Extracted material:
********
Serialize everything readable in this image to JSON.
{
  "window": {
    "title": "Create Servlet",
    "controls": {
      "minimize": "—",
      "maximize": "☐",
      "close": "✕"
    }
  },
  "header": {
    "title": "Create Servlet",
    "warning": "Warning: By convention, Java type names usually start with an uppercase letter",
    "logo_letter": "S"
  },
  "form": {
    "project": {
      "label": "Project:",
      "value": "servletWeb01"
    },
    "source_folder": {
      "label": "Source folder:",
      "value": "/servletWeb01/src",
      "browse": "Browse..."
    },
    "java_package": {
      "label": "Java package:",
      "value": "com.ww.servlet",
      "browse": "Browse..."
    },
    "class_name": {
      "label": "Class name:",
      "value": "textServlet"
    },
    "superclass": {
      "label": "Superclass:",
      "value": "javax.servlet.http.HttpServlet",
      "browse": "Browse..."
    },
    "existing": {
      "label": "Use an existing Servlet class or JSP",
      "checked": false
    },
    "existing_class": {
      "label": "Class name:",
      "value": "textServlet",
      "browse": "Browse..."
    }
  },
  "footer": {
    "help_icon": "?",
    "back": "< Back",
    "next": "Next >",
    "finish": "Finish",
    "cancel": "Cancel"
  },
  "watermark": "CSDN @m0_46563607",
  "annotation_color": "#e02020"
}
********
Goal: Using the data above, print every record exactly as shown.

Answer to this problem:
Serialize everything readable in this image to JSON.
{
  "window": {
    "title": "Create Servlet",
    "controls": {
      "minimize": "—",
      "maximize": "☐",
      "close": "✕"
    }
  },
  "header": {
    "title": "Create Servlet",
    "warning": "Warning: By convention, Java type names usually start with an uppercase letter",
    "logo_letter": "S"
  },
  "form": {
    "project": {
      "label": "Project:",
      "value": "servletWeb01"
    },
    "source_folder": {
      "label": "Source folder:",
      "value": "/servletWeb01/src",
      "browse": "Browse..."
    },
    "java_package": {
      "label": "Java package:",
      "value": "com.ww.servlet",
      "browse": "Browse..."
    },
    "class_name": {
      "label": "Class name:",
      "value": "textServlet"
    },
    "superclass": {
      "label": "Superclass:",
      "value": "javax.servlet.http.HttpServlet",
      "browse": "Browse..."
    },
    "existing": {
      "label": "Use an existing Servlet class or JSP",
      "checked": false
    },
    "existing_class": {
      "label": "Class name:",
      "value": "textServlet",
      "browse": "Browse..."
    }
  },
  "footer": {
    "help_icon": "?",
    "back": "< Back",
    "next": "Next >",
    "finish": "Finish",
    "cancel": "Cancel"
  },
  "watermark": "CSDN @m0_46563607",
  "annotation_color": "#e02020"
}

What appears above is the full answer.